What this task involves
Give back the entries in full, exactly as they are written.
Dataset content Start Marker
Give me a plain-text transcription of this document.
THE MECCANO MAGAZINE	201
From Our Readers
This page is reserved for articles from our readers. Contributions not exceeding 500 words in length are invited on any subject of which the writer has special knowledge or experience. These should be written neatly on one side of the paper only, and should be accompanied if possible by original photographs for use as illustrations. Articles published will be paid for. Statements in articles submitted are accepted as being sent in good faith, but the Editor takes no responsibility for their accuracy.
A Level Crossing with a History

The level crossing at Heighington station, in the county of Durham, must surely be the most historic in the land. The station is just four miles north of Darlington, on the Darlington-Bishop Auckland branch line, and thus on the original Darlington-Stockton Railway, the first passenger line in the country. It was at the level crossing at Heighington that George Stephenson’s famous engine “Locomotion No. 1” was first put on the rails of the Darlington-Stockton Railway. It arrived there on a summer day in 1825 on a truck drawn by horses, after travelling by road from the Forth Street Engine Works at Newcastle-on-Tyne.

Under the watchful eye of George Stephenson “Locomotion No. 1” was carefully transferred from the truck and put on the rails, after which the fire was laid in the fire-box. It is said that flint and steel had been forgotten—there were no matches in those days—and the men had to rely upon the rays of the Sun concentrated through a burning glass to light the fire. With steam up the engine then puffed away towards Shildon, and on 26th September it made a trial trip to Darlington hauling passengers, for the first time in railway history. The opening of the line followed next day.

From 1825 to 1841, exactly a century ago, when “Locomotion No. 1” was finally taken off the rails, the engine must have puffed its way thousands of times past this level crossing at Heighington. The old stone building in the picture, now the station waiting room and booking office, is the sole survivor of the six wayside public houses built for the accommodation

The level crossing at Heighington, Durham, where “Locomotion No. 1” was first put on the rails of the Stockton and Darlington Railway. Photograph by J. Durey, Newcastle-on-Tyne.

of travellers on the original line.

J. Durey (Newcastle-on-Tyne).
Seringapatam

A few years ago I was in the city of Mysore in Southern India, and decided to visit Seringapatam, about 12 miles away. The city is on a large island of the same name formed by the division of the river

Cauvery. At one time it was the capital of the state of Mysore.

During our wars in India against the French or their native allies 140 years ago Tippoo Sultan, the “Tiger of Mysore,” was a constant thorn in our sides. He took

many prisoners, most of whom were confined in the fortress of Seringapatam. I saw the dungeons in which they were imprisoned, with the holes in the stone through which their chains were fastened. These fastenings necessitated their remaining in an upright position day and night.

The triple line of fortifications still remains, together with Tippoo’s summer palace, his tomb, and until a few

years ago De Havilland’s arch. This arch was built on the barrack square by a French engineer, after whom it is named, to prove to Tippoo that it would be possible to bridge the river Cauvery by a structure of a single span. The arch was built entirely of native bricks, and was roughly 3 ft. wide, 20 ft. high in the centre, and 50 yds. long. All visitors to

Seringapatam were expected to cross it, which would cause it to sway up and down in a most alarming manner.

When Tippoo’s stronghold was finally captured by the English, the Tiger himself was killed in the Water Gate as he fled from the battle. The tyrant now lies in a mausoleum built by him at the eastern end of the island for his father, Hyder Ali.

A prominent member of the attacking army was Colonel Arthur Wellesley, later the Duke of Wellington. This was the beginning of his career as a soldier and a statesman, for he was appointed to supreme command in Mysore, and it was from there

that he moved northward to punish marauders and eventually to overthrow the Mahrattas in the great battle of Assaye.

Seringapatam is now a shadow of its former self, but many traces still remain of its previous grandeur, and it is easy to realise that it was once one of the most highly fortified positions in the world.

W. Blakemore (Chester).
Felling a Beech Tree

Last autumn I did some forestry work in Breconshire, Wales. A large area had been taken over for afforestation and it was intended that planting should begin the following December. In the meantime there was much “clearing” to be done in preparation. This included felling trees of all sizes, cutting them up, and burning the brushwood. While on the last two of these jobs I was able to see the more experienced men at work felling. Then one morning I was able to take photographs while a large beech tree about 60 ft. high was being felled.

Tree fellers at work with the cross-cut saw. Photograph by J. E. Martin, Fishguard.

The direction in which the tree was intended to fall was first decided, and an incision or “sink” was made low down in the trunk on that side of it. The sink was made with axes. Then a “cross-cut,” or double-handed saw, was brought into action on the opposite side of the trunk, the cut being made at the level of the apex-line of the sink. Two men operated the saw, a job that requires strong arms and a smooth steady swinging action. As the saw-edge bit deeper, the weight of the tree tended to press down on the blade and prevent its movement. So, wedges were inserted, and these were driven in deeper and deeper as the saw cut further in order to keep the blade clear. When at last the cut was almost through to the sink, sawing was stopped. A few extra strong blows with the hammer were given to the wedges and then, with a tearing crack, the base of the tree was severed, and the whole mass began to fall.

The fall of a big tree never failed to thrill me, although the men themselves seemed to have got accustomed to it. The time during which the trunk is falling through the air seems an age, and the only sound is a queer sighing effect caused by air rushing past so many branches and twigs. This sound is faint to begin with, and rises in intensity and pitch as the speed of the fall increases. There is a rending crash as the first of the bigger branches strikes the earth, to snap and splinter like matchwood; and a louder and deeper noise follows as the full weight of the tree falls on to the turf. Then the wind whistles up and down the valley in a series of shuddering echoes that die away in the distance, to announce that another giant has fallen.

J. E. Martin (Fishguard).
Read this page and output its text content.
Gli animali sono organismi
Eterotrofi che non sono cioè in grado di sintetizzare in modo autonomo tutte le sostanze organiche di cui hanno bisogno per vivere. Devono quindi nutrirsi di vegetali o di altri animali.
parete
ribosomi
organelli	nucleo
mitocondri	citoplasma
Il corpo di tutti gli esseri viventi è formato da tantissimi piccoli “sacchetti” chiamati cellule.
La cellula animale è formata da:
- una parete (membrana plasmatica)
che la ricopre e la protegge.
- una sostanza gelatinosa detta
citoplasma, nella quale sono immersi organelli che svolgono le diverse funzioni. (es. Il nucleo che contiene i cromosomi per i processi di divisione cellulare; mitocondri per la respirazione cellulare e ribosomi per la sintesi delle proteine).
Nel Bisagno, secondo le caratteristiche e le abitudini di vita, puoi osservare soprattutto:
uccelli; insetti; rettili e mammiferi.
Dataset content End Marker
Response area
Give me a plain-text transcription of this document.
THE MECCANO MAGAZINE	201
From Our Readers
This page is reserved for articles from our readers. Contributions not exceeding 500 words in length are invited on any subject of which the writer has special knowledge or experience. These should be written neatly on one side of the paper only, and should be accompanied if possible by original photographs for use as illustrations. Articles published will be paid for. Statements in articles submitted are accepted as being sent in good faith, but the Editor takes no responsibility for their accuracy.
A Level Crossing with a History

The level crossing at Heighington station, in the county of Durham, must surely be the most historic in the land. The station is just four miles north of Darlington, on the Darlington-Bishop Auckland branch line, and thus on the original Darlington-Stockton Railway, the first passenger line in the country. It was at the level crossing at Heighington that George Stephenson’s famous engine “Locomotion No. 1” was first put on the rails of the Darlington-Stockton Railway. It arrived there on a summer day in 1825 on a truck drawn by horses, after travelling by road from the Forth Street Engine Works at Newcastle-on-Tyne.

Under the watchful eye of George Stephenson “Locomotion No. 1” was carefully transferred from the truck and put on the rails, after which the fire was laid in the fire-box. It is said that flint and steel had been forgotten—there were no matches in those days—and the men had to rely upon the rays of the Sun concentrated through a burning glass to light the fire. With steam up the engine then puffed away towards Shildon, and on 26th September it made a trial trip to Darlington hauling passengers, for the first time in railway history. The opening of the line followed next day.

From 1825 to 1841, exactly a century ago, when “Locomotion No. 1” was finally taken off the rails, the engine must have puffed its way thousands of times past this level crossing at Heighington. The old stone building in the picture, now the station waiting room and booking office, is the sole survivor of the six wayside public houses built for the accommodation

The level crossing at Heighington, Durham, where “Locomotion No. 1” was first put on the rails of the Stockton and Darlington Railway. Photograph by J. Durey, Newcastle-on-Tyne.

of travellers on the original line.

J. Durey (Newcastle-on-Tyne).
Seringapatam

A few years ago I was in the city of Mysore in Southern India, and decided to visit Seringapatam, about 12 miles away. The city is on a large island of the same name formed by the division of the river

Cauvery. At one time it was the capital of the state of Mysore.

During our wars in India against the French or their native allies 140 years ago Tippoo Sultan, the “Tiger of Mysore,” was a constant thorn in our sides. He took

many prisoners, most of whom were confined in the fortress of Seringapatam. I saw the dungeons in which they were imprisoned, with the holes in the stone through which their chains were fastened. These fastenings necessitated their remaining in an upright position day and night.

The triple line of fortifications still remains, together with Tippoo’s summer palace, his tomb, and until a few

years ago De Havilland’s arch. This arch was built on the barrack square by a French engineer, after whom it is named, to prove to Tippoo that it would be possible to bridge the river Cauvery by a structure of a single span. The arch was built entirely of native bricks, and was roughly 3 ft. wide, 20 ft. high in the centre, and 50 yds. long. All visitors to

Seringapatam were expected to cross it, which would cause it to sway up and down in a most alarming manner.

When Tippoo’s stronghold was finally captured by the English, the Tiger himself was killed in the Water Gate as he fled from the battle. The tyrant now lies in a mausoleum built by him at the eastern end of the island for his father, Hyder Ali.

A prominent member of the attacking army was Colonel Arthur Wellesley, later the Duke of Wellington. This was the beginning of his career as a soldier and a statesman, for he was appointed to supreme command in Mysore, and it was from there

that he moved northward to punish marauders and eventually to overthrow the Mahrattas in the great battle of Assaye.

Seringapatam is now a shadow of its former self, but many traces still remain of its previous grandeur, and it is easy to realise that it was once one of the most highly fortified positions in the world.

W. Blakemore (Chester).
Felling a Beech Tree

Last autumn I did some forestry work in Breconshire, Wales. A large area had been taken over for afforestation and it was intended that planting should begin the following December. In the meantime there was much “clearing” to be done in preparation. This included felling trees of all sizes, cutting them up, and burning the brushwood. While on the last two of these jobs I was able to see the more experienced men at work felling. Then one morning I was able to take photographs while a large beech tree about 60 ft. high was being felled.

Tree fellers at work with the cross-cut saw. Photograph by J. E. Martin, Fishguard.

The direction in which the tree was intended to fall was first decided, and an incision or “sink” was made low down in the trunk on that side of it. The sink was made with axes. Then a “cross-cut,” or double-handed saw, was brought into action on the opposite side of the trunk, the cut being made at the level of the apex-line of the sink. Two men operated the saw, a job that requires strong arms and a smooth steady swinging action. As the saw-edge bit deeper, the weight of the tree tended to press down on the blade and prevent its movement. So, wedges were inserted, and these were driven in deeper and deeper as the saw cut further in order to keep the blade clear. When at last the cut was almost through to the sink, sawing was stopped. A few extra strong blows with the hammer were given to the wedges and then, with a tearing crack, the base of the tree was severed, and the whole mass began to fall.

The fall of a big tree never failed to thrill me, although the men themselves seemed to have got accustomed to it. The time during which the trunk is falling through the air seems an age, and the only sound is a queer sighing effect caused by air rushing past so many branches and twigs. This sound is faint to begin with, and rises in intensity and pitch as the speed of the fall increases. There is a rending crash as the first of the bigger branches strikes the earth, to snap and splinter like matchwood; and a louder and deeper noise follows as the full weight of the tree falls on to the turf. Then the wind whistles up and down the valley in a series of shuddering echoes that die away in the distance, to announce that another giant has fallen.

J. E. Martin (Fishguard).
Read this page and output its text content.
Gli animali sono organismi
Eterotrofi che non sono cioè in grado di sintetizzare in modo autonomo tutte le sostanze organiche di cui hanno bisogno per vivere. Devono quindi nutrirsi di vegetali o di altri animali.
parete
ribosomi
organelli	nucleo
mitocondri	citoplasma
Il corpo di tutti gli esseri viventi è formato da tantissimi piccoli “sacchetti” chiamati cellule.
La cellula animale è formata da:
- una parete (membrana plasmatica)
che la ricopre e la protegge.
- una sostanza gelatinosa detta
citoplasma, nella quale sono immersi organelli che svolgono le diverse funzioni. (es. Il nucleo che contiene i cromosomi per i processi di divisione cellulare; mitocondri per la respirazione cellulare e ribosomi per la sintesi delle proteine).
Nel Bisagno, secondo le caratteristiche e le abitudini di vita, puoi osservare soprattutto:
uccelli; insetti; rettili e mammiferi.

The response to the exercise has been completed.